WHAT IS REQUIRED
Type every record exactly as it appears.
- - - -
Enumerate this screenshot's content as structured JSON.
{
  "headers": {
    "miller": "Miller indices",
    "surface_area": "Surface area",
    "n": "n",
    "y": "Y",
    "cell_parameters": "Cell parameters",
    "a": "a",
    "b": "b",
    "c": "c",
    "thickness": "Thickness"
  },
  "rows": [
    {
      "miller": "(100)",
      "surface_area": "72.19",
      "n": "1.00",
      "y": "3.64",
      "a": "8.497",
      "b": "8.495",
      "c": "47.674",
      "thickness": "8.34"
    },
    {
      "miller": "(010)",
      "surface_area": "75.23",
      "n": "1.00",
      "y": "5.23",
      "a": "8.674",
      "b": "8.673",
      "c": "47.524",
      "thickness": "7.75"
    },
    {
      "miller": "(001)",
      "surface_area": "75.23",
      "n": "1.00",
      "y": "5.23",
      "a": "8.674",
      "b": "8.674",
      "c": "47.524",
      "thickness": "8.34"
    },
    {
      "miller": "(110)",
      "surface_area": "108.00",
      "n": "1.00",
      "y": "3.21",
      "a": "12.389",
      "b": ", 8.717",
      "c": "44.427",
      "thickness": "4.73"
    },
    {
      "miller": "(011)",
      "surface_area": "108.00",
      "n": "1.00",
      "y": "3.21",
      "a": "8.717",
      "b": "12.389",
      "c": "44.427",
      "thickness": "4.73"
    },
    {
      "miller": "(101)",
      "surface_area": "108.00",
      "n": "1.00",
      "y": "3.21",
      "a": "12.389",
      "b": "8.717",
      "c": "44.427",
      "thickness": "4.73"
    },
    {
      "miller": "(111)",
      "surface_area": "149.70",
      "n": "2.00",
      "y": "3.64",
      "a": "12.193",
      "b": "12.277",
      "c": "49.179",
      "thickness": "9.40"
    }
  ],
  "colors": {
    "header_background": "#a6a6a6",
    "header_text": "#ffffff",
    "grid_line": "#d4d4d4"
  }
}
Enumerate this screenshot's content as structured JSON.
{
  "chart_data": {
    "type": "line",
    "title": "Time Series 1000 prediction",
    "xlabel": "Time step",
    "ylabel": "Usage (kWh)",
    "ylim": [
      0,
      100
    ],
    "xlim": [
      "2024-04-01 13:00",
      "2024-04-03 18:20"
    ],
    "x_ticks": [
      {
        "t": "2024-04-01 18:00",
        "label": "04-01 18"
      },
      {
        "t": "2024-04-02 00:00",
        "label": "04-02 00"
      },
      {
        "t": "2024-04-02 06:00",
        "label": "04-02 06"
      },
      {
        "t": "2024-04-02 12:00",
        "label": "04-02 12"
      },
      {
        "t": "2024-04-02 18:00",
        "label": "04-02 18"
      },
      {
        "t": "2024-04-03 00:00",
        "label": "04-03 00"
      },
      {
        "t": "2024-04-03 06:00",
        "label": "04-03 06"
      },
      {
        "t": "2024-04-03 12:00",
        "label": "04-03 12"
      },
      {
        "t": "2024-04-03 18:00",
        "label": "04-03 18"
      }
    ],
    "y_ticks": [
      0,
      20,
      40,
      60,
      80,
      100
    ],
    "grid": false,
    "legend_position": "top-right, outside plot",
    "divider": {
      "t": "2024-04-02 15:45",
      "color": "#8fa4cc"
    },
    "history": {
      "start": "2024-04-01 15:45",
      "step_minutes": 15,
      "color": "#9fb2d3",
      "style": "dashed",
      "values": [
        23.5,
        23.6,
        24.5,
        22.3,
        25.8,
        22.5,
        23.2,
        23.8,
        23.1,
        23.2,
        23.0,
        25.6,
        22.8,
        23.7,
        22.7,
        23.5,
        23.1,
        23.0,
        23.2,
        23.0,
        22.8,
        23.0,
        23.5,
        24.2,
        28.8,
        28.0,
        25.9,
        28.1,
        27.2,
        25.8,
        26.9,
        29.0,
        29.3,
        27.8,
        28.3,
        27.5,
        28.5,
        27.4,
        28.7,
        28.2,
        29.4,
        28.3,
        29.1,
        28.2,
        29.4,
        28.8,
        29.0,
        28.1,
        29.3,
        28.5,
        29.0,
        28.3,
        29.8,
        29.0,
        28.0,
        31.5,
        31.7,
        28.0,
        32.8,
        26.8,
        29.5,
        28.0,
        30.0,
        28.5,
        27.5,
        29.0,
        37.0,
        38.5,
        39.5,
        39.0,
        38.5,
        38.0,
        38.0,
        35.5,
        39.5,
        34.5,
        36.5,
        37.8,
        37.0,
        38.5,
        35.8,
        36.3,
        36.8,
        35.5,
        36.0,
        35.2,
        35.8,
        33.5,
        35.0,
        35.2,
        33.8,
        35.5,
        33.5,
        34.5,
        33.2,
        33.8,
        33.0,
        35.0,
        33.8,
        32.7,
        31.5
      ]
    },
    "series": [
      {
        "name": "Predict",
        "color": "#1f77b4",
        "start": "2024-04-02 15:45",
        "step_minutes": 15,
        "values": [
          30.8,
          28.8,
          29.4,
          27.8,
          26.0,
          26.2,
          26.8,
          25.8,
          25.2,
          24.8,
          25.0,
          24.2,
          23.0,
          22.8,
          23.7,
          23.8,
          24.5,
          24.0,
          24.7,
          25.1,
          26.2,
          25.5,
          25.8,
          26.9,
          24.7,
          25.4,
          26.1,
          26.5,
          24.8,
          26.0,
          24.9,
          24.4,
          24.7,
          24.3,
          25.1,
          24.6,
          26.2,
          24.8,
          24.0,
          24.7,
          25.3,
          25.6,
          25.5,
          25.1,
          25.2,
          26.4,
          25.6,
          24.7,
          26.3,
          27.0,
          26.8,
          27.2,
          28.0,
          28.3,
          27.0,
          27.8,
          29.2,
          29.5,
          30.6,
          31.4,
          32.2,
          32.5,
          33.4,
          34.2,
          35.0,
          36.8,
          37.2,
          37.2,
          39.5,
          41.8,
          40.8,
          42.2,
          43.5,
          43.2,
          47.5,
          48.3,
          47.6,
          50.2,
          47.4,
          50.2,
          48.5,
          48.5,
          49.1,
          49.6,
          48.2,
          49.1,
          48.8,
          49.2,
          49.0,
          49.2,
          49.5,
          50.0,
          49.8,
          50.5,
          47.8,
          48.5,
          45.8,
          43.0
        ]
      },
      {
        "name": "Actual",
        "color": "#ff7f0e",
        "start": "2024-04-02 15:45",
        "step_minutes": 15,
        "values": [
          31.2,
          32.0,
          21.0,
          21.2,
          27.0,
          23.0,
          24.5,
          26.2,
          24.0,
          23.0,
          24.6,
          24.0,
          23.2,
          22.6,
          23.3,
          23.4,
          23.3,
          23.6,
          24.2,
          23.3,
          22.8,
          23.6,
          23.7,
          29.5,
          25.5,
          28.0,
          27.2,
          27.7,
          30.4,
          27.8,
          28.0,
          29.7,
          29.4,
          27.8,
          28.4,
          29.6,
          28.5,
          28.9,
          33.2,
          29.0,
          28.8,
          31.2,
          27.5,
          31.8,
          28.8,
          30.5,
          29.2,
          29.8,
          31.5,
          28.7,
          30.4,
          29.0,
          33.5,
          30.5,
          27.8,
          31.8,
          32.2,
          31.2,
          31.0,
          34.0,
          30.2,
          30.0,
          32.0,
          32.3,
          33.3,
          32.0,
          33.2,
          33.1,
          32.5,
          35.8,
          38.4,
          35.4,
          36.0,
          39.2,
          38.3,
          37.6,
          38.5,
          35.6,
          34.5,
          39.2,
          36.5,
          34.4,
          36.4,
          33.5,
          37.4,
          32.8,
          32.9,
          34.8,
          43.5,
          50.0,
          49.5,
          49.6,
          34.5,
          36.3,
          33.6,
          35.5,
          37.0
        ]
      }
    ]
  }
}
- - - -
TASK ANSWER
Enumerate this screenshot's content as structured JSON.
{
  "headers": {
    "miller": "Miller indices",
    "surface_area": "Surface area",
    "n": "n",
    "y": "Y",
    "cell_parameters": "Cell parameters",
    "a": "a",
    "b": "b",
    "c": "c",
    "thickness": "Thickness"
  },
  "rows": [
    {
      "miller": "(100)",
      "surface_area": "72.19",
      "n": "1.00",
      "y": "3.64",
      "a": "8.497",
      "b": "8.495",
      "c": "47.674",
      "thickness": "8.34"
    },
    {
      "miller": "(010)",
      "surface_area": "75.23",
      "n": "1.00",
      "y": "5.23",
      "a": "8.674",
      "b": "8.673",
      "c": "47.524",
      "thickness": "7.75"
    },
    {
      "miller": "(001)",
      "surface_area": "75.23",
      "n": "1.00",
      "y": "5.23",
      "a": "8.674",
      "b": "8.674",
      "c": "47.524",
      "thickness": "8.34"
    },
    {
      "miller": "(110)",
      "surface_area": "108.00",
      "n": "1.00",
      "y": "3.21",
      "a": "12.389",
      "b": ", 8.717",
      "c": "44.427",
      "thickness": "4.73"
    },
    {
      "miller": "(011)",
      "surface_area": "108.00",
      "n": "1.00",
      "y": "3.21",
      "a": "8.717",
      "b": "12.389",
      "c": "44.427",
      "thickness": "4.73"
    },
    {
      "miller": "(101)",
      "surface_area": "108.00",
      "n": "1.00",
      "y": "3.21",
      "a": "12.389",
      "b": "8.717",
      "c": "44.427",
      "thickness": "4.73"
    },
    {
      "miller": "(111)",
      "surface_area": "149.70",
      "n": "2.00",
      "y": "3.64",
      "a": "12.193",
      "b": "12.277",
      "c": "49.179",
      "thickness": "9.40"
    }
  ],
  "colors": {
    "header_background": "#a6a6a6",
    "header_text": "#ffffff",
    "grid_line": "#d4d4d4"
  }
}
Enumerate this screenshot's content as structured JSON.
{
  "chart_data": {
    "type": "line",
    "title": "Time Series 1000 prediction",
    "xlabel": "Time step",
    "ylabel": "Usage (kWh)",
    "ylim": [
      0,
      100
    ],
    "xlim": [
      "2024-04-01 13:00",
      "2024-04-03 18:20"
    ],
    "x_ticks": [
      {
        "t": "2024-04-01 18:00",
        "label": "04-01 18"
      },
      {
        "t": "2024-04-02 00:00",
        "label": "04-02 00"
      },
      {
        "t": "2024-04-02 06:00",
        "label": "04-02 06"
      },
      {
        "t": "2024-04-02 12:00",
        "label": "04-02 12"
      },
      {
        "t": "2024-04-02 18:00",
        "label": "04-02 18"
      },
      {
        "t": "2024-04-03 00:00",
        "label": "04-03 00"
      },
      {
        "t": "2024-04-03 06:00",
        "label": "04-03 06"
      },
      {
        "t": "2024-04-03 12:00",
        "label": "04-03 12"
      },
      {
        "t": "2024-04-03 18:00",
        "label": "04-03 18"
      }
    ],
    "y_ticks": [
      0,
      20,
      40,
      60,
      80,
      100
    ],
    "grid": false,
    "legend_position": "top-right, outside plot",
    "divider": {
      "t": "2024-04-02 15:45",
      "color": "#8fa4cc"
    },
    "history": {
      "start": "2024-04-01 15:45",
      "step_minutes": 15,
      "color": "#9fb2d3",
      "style": "dashed",
      "values": [
        23.5,
        23.6,
        24.5,
        22.3,
        25.8,
        22.5,
        23.2,
        23.8,
        23.1,
        23.2,
        23.0,
        25.6,
        22.8,
        23.7,
        22.7,
        23.5,
        23.1,
        23.0,
        23.2,
        23.0,
        22.8,
        23.0,
        23.5,
        24.2,
        28.8,
        28.0,
        25.9,
        28.1,
        27.2,
        25.8,
        26.9,
        29.0,
        29.3,
        27.8,
        28.3,
        27.5,
        28.5,
        27.4,
        28.7,
        28.2,
        29.4,
        28.3,
        29.1,
        28.2,
        29.4,
        28.8,
        29.0,
        28.1,
        29.3,
        28.5,
        29.0,
        28.3,
        29.8,
        29.0,
        28.0,
        31.5,
        31.7,
        28.0,
        32.8,
        26.8,
        29.5,
        28.0,
        30.0,
        28.5,
        27.5,
        29.0,
        37.0,
        38.5,
        39.5,
        39.0,
        38.5,
        38.0,
        38.0,
        35.5,
        39.5,
        34.5,
        36.5,
        37.8,
        37.0,
        38.5,
        35.8,
        36.3,
        36.8,
        35.5,
        36.0,
        35.2,
        35.8,
        33.5,
        35.0,
        35.2,
        33.8,
        35.5,
        33.5,
        34.5,
        33.2,
        33.8,
        33.0,
        35.0,
        33.8,
        32.7,
        31.5
      ]
    },
    "series": [
      {
        "name": "Predict",
        "color": "#1f77b4",
        "start": "2024-04-02 15:45",
        "step_minutes": 15,
        "values": [
          30.8,
          28.8,
          29.4,
          27.8,
          26.0,
          26.2,
          26.8,
          25.8,
          25.2,
          24.8,
          25.0,
          24.2,
          23.0,
          22.8,
          23.7,
          23.8,
          24.5,
          24.0,
          24.7,
          25.1,
          26.2,
          25.5,
          25.8,
          26.9,
          24.7,
          25.4,
          26.1,
          26.5,
          24.8,
          26.0,
          24.9,
          24.4,
          24.7,
          24.3,
          25.1,
          24.6,
          26.2,
          24.8,
          24.0,
          24.7,
          25.3,
          25.6,
          25.5,
          25.1,
          25.2,
          26.4,
          25.6,
          24.7,
          26.3,
          27.0,
          26.8,
          27.2,
          28.0,
          28.3,
          27.0,
          27.8,
          29.2,
          29.5,
          30.6,
          31.4,
          32.2,
          32.5,
          33.4,
          34.2,
          35.0,
          36.8,
          37.2,
          37.2,
          39.5,
          41.8,
          40.8,
          42.2,
          43.5,
          43.2,
          47.5,
          48.3,
          47.6,
          50.2,
          47.4,
          50.2,
          48.5,
          48.5,
          49.1,
          49.6,
          48.2,
          49.1,
          48.8,
          49.2,
          49.0,
          49.2,
          49.5,
          50.0,
          49.8,
          50.5,
          47.8,
          48.5,
          45.8,
          43.0
        ]
      },
      {
        "name": "Actual",
        "color": "#ff7f0e",
        "start": "2024-04-02 15:45",
        "step_minutes": 15,
        "values": [
          31.2,
          32.0,
          21.0,
          21.2,
          27.0,
          23.0,
          24.5,
          26.2,
          24.0,
          23.0,
          24.6,
          24.0,
          23.2,
          22.6,
          23.3,
          23.4,
          23.3,
          23.6,
          24.2,
          23.3,
          22.8,
          23.6,
          23.7,
          29.5,
          25.5,
          28.0,
          27.2,
          27.7,
          30.4,
          27.8,
          28.0,
          29.7,
          29.4,
          27.8,
          28.4,
          29.6,
          28.5,
          28.9,
          33.2,
          29.0,
          28.8,
          31.2,
          27.5,
          31.8,
          28.8,
          30.5,
          29.2,
          29.8,
          31.5,
          28.7,
          30.4,
          29.0,
          33.5,
          30.5,
          27.8,
          31.8,
          32.2,
          31.2,
          31.0,
          34.0,
          30.2,
          30.0,
          32.0,
          32.3,
          33.3,
          32.0,
          33.2,
          33.1,
          32.5,
          35.8,
          38.4,
          35.4,
          36.0,
          39.2,
          38.3,
          37.6,
          38.5,
          35.6,
          34.5,
          39.2,
          36.5,
          34.4,
          36.4,
          33.5,
          37.4,
          32.8,
          32.9,
          34.8,
          43.5,
          50.0,
          49.5,
          49.6,
          34.5,
          36.3,
          33.6,
          35.5,
          37.0
        ]
      }
    ]
  }
}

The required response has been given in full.